====== Provided entries
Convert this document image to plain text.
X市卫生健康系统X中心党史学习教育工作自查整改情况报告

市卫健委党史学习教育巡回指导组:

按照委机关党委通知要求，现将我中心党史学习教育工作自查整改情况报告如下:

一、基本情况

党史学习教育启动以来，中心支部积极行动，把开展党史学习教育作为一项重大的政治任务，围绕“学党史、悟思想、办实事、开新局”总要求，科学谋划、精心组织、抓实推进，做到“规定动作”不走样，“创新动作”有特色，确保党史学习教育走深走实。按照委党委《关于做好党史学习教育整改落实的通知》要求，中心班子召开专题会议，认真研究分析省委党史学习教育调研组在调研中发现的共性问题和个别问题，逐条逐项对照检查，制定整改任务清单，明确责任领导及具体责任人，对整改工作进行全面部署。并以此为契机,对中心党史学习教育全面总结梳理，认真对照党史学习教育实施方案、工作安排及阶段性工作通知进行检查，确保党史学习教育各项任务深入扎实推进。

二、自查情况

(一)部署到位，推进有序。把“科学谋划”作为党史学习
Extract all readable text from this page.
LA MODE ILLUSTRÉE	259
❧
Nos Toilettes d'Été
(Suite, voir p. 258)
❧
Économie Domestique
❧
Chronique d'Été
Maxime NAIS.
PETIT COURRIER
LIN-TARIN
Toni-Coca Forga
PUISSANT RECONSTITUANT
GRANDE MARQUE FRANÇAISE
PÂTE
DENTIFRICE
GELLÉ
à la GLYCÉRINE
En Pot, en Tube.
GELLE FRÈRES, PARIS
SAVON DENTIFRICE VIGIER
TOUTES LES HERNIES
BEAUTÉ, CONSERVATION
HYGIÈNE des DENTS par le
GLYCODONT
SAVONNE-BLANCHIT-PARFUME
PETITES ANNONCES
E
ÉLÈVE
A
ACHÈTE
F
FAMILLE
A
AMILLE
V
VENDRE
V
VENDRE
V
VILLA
============
§ Short task
Repeat every line of the records above exactly.

§ Task answer
Convert this document image to plain text.
X市卫生健康系统X中心党史学习教育工作自查整改情况报告

市卫健委党史学习教育巡回指导组:

按照委机关党委通知要求，现将我中心党史学习教育工作自查整改情况报告如下:

一、基本情况

党史学习教育启动以来，中心支部积极行动，把开展党史学习教育作为一项重大的政治任务，围绕“学党史、悟思想、办实事、开新局”总要求，科学谋划、精心组织、抓实推进，做到“规定动作”不走样，“创新动作”有特色，确保党史学习教育走深走实。按照委党委《关于做好党史学习教育整改落实的通知》要求，中心班子召开专题会议，认真研究分析省委党史学习教育调研组在调研中发现的共性问题和个别问题，逐条逐项对照检查，制定整改任务清单，明确责任领导及具体责任人，对整改工作进行全面部署。并以此为契机,对中心党史学习教育全面总结梳理，认真对照党史学习教育实施方案、工作安排及阶段性工作通知进行检查，确保党史学习教育各项任务深入扎实推进。

二、自查情况

(一)部署到位，推进有序。把“科学谋划”作为党史学习
Extract all readable text from this page.
LA MODE ILLUSTRÉE	259
❧
Nos Toilettes d'Été
(Suite, voir p. 258)
❧
Économie Domestique
❧
Chronique d'Été
Maxime NAIS.
PETIT COURRIER
LIN-TARIN
Toni-Coca Forga
PUISSANT RECONSTITUANT
GRANDE MARQUE FRANÇAISE
PÂTE
DENTIFRICE
GELLÉ
à la GLYCÉRINE
En Pot, en Tube.
GELLE FRÈRES, PARIS
SAVON DENTIFRICE VIGIER
TOUTES LES HERNIES
BEAUTÉ, CONSERVATION
HYGIÈNE des DENTS par le
GLYCODONT
SAVONNE-BLANCHIT-PARFUME
PETITES ANNONCES
E
ÉLÈVE
A
ACHÈTE
F
FAMILLE
A
AMILLE
V
VENDRE
V
VENDRE
V
VILLA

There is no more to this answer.